* What is required: Which lines hold the word "this"? Show each of them.

═══ Information provided

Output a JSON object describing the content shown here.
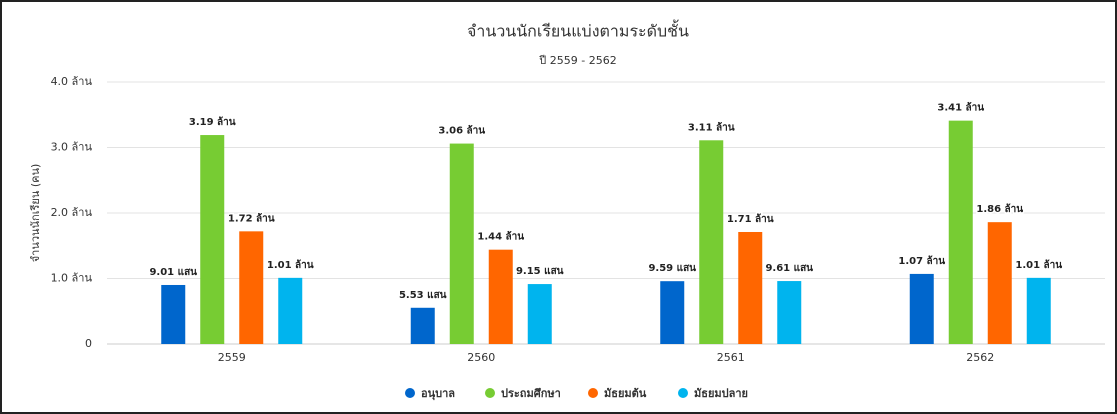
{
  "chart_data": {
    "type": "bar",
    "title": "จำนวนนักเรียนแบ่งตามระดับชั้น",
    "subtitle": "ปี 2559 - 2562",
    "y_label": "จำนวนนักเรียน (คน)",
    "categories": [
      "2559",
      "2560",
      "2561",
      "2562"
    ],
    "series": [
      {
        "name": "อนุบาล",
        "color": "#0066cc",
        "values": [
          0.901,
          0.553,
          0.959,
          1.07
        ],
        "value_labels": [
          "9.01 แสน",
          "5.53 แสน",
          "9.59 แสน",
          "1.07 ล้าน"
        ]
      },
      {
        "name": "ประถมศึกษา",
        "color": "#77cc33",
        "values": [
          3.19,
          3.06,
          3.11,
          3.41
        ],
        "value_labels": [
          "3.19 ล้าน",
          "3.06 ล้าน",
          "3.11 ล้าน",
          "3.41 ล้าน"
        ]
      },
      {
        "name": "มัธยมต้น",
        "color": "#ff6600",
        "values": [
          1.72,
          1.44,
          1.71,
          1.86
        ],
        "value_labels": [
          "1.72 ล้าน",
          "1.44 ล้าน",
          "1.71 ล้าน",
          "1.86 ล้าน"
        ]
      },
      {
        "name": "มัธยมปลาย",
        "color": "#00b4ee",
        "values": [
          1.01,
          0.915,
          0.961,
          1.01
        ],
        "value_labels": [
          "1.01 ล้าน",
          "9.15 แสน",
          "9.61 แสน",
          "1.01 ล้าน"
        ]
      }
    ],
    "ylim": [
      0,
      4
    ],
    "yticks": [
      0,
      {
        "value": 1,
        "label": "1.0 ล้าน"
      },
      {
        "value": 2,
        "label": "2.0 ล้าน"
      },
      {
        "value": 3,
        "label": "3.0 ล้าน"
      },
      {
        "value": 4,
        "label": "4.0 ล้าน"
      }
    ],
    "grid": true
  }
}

══════
═══ Information provided

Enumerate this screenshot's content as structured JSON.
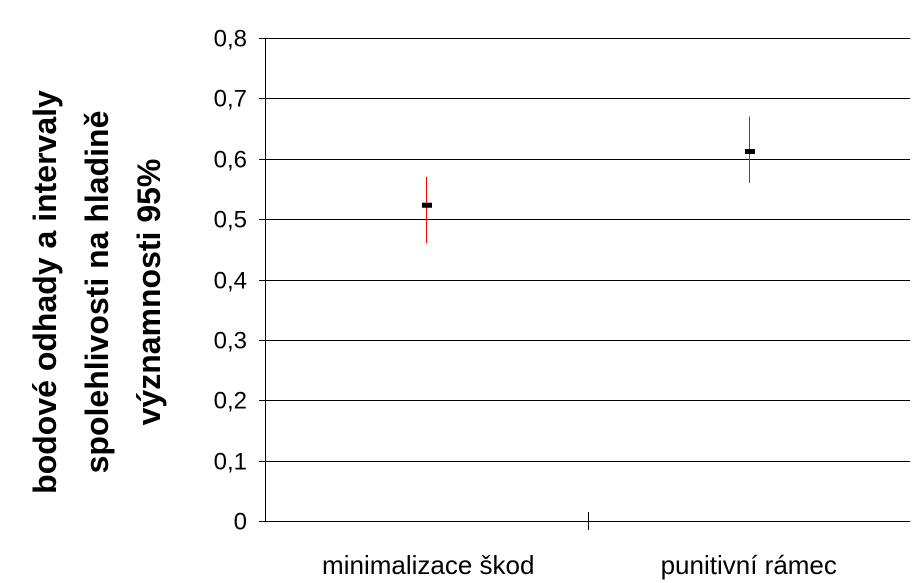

══════
═══ Information provided

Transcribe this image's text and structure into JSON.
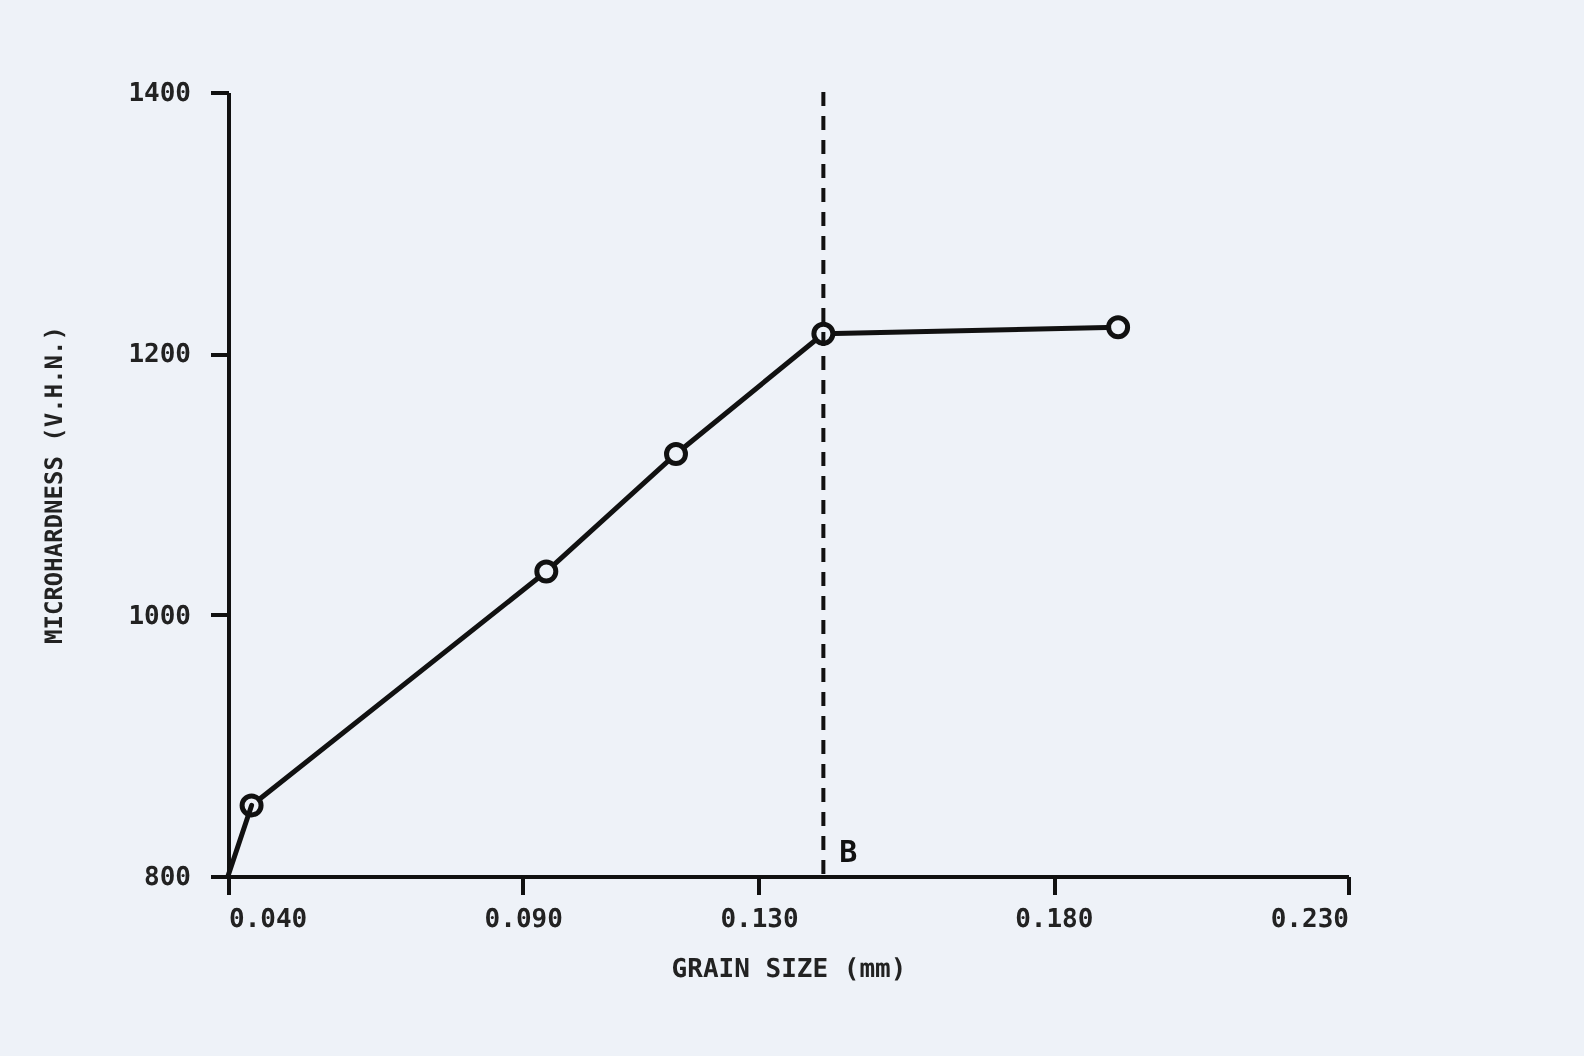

══════

* Task response:
Enumerate this screenshot's content as structured JSON.
Transcribe this image's text and structure into JSON.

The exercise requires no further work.